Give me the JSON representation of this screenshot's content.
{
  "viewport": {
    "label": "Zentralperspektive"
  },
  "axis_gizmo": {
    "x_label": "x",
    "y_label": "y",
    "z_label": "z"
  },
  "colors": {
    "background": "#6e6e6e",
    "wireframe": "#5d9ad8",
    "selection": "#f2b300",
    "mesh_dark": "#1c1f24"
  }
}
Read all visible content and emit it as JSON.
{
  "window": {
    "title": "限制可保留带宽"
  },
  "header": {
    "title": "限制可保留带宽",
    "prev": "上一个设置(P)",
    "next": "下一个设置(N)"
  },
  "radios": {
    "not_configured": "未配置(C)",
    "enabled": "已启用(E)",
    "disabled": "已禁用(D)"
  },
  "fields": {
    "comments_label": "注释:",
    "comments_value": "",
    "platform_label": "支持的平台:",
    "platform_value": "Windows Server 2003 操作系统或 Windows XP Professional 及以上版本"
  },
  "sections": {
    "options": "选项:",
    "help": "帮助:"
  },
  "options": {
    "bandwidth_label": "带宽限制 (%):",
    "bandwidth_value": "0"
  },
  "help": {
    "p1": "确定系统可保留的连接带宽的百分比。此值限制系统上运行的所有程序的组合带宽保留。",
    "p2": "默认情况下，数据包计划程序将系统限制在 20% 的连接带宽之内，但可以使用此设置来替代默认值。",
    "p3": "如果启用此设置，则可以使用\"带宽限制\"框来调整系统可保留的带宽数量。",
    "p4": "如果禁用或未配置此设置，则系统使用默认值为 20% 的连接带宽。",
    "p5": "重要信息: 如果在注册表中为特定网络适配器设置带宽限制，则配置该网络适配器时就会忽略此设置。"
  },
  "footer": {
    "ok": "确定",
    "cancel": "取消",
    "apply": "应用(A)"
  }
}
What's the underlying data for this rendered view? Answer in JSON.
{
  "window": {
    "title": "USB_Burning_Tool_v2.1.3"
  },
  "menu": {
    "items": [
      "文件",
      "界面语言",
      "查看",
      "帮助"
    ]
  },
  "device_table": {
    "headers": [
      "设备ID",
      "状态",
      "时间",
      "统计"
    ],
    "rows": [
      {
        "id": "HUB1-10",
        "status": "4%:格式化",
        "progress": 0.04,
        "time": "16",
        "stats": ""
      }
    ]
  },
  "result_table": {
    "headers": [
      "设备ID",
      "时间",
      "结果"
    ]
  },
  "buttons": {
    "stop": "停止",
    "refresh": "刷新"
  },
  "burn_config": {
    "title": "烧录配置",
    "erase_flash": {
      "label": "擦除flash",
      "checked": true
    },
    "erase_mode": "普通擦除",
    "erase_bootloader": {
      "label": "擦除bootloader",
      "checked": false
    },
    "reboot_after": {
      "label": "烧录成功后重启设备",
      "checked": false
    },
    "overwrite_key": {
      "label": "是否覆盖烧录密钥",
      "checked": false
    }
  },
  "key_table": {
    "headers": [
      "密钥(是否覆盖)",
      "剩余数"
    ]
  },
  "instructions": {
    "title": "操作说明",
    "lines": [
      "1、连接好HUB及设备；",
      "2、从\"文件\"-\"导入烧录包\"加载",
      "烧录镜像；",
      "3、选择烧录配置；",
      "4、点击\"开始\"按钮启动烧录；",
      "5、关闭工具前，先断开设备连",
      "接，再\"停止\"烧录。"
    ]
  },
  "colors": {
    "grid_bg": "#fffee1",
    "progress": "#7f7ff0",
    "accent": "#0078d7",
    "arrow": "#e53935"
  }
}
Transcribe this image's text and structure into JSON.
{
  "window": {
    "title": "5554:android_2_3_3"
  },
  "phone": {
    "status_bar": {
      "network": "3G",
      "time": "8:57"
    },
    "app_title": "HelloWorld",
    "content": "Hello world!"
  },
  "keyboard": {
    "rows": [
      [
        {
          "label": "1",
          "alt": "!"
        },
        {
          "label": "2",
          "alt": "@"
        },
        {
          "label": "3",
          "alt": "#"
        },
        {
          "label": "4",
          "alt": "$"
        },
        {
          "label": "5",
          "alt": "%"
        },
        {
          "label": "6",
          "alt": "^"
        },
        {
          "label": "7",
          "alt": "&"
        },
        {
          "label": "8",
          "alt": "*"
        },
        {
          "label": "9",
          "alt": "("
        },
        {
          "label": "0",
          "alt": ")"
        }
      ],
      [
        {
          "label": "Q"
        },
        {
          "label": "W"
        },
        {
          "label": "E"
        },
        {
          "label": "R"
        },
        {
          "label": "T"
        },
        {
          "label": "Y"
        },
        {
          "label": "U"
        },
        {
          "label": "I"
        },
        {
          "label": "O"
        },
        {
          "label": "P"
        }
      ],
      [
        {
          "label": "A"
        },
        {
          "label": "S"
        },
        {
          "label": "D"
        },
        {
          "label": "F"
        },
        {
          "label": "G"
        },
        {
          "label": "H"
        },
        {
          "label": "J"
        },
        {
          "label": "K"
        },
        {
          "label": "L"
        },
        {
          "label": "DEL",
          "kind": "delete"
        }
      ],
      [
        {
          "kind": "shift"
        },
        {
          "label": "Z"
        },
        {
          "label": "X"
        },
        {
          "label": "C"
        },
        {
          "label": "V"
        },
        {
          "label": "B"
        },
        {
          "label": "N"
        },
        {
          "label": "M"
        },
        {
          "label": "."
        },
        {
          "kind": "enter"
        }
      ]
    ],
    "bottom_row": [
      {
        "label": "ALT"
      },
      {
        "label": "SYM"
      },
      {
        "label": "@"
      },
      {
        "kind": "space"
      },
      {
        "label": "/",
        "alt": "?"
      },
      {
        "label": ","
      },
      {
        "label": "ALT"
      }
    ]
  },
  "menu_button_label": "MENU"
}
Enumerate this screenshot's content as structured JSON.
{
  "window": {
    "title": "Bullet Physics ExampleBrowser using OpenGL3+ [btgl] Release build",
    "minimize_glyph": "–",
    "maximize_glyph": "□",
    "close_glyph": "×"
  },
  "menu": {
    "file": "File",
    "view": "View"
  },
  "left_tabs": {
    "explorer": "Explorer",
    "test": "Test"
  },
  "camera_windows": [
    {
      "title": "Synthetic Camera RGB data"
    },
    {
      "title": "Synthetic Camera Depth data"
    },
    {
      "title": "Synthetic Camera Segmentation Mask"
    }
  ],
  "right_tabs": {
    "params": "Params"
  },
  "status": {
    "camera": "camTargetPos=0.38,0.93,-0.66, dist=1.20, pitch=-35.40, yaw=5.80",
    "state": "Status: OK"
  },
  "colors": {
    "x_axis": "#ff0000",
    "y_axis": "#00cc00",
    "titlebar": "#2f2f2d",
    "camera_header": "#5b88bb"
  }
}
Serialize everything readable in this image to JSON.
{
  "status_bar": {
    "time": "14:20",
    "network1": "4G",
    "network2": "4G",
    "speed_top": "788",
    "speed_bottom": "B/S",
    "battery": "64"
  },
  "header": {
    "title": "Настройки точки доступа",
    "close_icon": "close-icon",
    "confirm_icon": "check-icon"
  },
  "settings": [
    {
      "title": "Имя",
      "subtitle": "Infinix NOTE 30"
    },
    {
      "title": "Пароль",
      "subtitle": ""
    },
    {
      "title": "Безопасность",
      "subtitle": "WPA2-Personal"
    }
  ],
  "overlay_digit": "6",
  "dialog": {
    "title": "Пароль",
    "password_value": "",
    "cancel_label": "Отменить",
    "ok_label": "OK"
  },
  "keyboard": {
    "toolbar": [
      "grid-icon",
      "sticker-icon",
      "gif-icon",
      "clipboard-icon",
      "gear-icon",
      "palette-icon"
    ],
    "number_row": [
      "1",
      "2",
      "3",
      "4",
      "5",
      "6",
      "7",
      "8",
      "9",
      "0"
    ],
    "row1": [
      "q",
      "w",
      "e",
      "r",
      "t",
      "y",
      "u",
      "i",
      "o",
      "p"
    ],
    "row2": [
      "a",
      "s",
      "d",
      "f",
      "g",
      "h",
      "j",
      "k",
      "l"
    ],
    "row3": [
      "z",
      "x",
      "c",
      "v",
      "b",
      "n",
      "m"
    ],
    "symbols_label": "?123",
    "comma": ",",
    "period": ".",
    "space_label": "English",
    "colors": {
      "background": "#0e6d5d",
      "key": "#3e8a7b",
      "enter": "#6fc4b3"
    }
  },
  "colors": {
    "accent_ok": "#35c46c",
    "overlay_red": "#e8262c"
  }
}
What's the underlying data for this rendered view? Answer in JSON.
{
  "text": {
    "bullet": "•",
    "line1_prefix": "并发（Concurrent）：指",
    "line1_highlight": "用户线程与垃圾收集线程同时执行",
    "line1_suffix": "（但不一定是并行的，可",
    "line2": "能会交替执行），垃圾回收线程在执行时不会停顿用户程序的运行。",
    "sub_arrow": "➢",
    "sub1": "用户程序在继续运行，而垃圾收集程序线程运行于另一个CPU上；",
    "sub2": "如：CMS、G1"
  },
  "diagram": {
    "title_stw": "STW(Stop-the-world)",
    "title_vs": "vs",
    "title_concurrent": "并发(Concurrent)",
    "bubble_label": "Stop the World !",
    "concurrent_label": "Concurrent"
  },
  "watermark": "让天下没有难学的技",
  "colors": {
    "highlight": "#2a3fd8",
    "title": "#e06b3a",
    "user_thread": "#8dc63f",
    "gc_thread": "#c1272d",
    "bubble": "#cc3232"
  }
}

────

◆ **What to do**: Filter out all lines lacking the word "JSON" and copy the rest.

◆ **Answer to this task**:
Give me the JSON representation of this screenshot's content.
Read all visible content and emit it as JSON.
What's the underlying data for this rendered view? Answer in JSON.
Transcribe this image's text and structure into JSON.
Enumerate this screenshot's content as structured JSON.
Serialize everything readable in this image to JSON.
What's the underlying data for this rendered view? Answer in JSON.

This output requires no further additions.